*** EXCERPTED RECORDS ***
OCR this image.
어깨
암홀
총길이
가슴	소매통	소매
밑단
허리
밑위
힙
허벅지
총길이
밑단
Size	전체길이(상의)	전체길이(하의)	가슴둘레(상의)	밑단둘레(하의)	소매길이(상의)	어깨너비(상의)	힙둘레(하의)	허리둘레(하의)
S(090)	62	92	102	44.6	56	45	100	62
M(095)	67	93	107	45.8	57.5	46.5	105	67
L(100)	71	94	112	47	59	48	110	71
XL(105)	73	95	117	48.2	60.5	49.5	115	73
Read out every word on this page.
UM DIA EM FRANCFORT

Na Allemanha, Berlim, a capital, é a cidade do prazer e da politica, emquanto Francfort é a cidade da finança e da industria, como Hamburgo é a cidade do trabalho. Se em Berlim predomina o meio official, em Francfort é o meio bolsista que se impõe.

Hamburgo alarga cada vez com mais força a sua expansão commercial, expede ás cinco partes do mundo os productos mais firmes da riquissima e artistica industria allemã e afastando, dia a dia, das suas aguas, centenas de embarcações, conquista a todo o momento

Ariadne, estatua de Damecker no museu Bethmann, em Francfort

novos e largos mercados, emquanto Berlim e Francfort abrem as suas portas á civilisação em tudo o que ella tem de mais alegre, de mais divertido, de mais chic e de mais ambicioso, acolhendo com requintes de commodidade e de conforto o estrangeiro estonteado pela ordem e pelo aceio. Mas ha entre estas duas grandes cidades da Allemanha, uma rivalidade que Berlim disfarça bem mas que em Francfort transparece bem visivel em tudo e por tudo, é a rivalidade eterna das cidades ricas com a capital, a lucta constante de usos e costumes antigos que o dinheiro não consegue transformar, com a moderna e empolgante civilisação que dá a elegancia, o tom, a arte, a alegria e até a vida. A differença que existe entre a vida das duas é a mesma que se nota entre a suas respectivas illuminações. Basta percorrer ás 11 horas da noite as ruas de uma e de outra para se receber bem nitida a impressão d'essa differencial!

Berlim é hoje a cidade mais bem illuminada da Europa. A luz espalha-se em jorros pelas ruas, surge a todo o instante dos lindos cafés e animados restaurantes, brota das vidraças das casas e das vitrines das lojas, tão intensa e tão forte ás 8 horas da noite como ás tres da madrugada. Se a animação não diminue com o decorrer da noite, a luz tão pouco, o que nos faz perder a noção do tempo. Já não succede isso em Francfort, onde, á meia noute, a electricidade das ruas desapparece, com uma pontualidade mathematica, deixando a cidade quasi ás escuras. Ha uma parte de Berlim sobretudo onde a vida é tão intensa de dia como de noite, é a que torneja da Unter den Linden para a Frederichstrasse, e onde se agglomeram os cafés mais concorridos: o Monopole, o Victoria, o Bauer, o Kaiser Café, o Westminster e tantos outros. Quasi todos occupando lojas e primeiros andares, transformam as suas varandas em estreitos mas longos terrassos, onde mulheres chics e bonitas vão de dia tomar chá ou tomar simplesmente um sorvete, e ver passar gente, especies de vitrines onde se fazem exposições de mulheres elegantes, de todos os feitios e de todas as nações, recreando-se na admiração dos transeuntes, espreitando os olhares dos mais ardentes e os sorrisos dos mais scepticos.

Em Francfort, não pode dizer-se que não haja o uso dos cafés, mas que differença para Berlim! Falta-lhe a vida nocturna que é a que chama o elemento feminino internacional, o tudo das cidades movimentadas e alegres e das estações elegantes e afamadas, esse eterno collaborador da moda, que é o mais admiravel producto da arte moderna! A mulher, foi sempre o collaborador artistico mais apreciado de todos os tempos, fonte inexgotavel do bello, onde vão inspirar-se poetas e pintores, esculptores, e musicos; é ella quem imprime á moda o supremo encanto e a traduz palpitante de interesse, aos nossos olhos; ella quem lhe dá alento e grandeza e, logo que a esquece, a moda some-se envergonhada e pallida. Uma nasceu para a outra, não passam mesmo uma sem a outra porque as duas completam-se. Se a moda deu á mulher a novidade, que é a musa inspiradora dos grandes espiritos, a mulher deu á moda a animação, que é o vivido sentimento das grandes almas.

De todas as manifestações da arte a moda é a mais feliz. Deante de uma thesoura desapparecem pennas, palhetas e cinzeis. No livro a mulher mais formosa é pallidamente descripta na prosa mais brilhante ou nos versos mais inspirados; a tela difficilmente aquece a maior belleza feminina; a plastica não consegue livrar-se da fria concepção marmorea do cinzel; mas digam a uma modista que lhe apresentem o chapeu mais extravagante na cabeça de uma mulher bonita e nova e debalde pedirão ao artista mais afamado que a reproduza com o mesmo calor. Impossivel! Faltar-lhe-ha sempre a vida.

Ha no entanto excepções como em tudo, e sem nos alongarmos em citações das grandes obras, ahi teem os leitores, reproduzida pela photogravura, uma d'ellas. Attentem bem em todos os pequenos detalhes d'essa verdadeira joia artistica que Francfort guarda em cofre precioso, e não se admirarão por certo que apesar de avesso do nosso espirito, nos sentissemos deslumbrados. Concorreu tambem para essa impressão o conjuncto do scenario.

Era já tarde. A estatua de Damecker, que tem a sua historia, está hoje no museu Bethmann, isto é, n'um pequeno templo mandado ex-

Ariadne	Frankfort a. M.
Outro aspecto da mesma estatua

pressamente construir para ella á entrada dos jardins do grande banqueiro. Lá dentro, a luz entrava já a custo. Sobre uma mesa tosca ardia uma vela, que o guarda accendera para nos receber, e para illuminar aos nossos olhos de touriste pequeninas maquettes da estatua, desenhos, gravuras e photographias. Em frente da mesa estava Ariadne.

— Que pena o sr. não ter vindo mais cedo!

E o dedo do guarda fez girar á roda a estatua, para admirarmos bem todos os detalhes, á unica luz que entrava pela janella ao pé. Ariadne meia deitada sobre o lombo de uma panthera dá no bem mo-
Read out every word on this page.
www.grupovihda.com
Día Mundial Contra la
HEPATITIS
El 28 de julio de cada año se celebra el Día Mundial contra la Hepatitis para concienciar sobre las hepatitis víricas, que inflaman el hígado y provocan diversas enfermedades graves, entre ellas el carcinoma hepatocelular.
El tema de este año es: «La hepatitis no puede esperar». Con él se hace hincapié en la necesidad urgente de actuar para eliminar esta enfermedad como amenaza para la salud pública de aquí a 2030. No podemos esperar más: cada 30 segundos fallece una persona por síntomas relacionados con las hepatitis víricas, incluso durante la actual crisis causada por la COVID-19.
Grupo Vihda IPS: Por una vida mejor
***
Locate the word "noite" in the data above. Copy every line carrying it.

| RESULT |
novos e largos mercados, emquanto Berlim e Francfort abrem as suas portas á civilisação em tudo o que ella tem de mais alegre, de mais divertido, de mais chic e de mais ambicioso, acolhendo com requintes de commodidade e de conforto o estrangeiro estonteado pela ordem e pelo aceio. Mas ha entre estas duas grandes cidades da Allemanha, uma rivalidade que Berlim disfarça bem mas que em Francfort transparece bem visivel em tudo e por tudo, é a rivalidade eterna das cidades ricas com a capital, a lucta constante de usos e costumes antigos que o dinheiro não consegue transformar, com a moderna e empolgante civilisação que dá a elegancia, o tom, a arte, a alegria e até a vida. A differença que existe entre a vida das duas é a mesma que se nota entre a suas respectivas illuminações. Basta percorrer ás 11 horas da noite as ruas de uma e de outra para se receber bem nitida a impressão d'essa differencial!
Berlim é hoje a cidade mais bem illuminada da Europa. A luz espalha-se em jorros pelas ruas, surge a todo o instante dos lindos cafés e animados restaurantes, brota das vidraças das casas e das vitrines das lojas, tão intensa e tão forte ás 8 horas da noite como ás tres da madrugada. Se a animação não diminue com o decorrer da noite, a luz tão pouco, o que nos faz perder a noção do tempo. Já não succede isso em Francfort, onde, á meia noute, a electricidade das ruas desapparece, com uma pontualidade mathematica, deixando a cidade quasi ás escuras. Ha uma parte de Berlim sobretudo onde a vida é tão intensa de dia como de noite, é a que torneja da Unter den Linden para a Frederichstrasse, e onde se agglomeram os cafés mais concorridos: o Monopole, o Victoria, o Bauer, o Kaiser Café, o Westminster e tantos outros. Quasi todos occupando lojas e primeiros andares, transformam as suas varandas em estreitos mas longos terrassos, onde mulheres chics e bonitas vão de dia tomar chá ou tomar simplesmente um sorvete, e ver passar gente, especies de vitrines onde se fazem exposições de mulheres elegantes, de todos os feitios e de todas as nações, recreando-se na admiração dos transeuntes, espreitando os olhares dos mais ardentes e os sorrisos dos mais scepticos.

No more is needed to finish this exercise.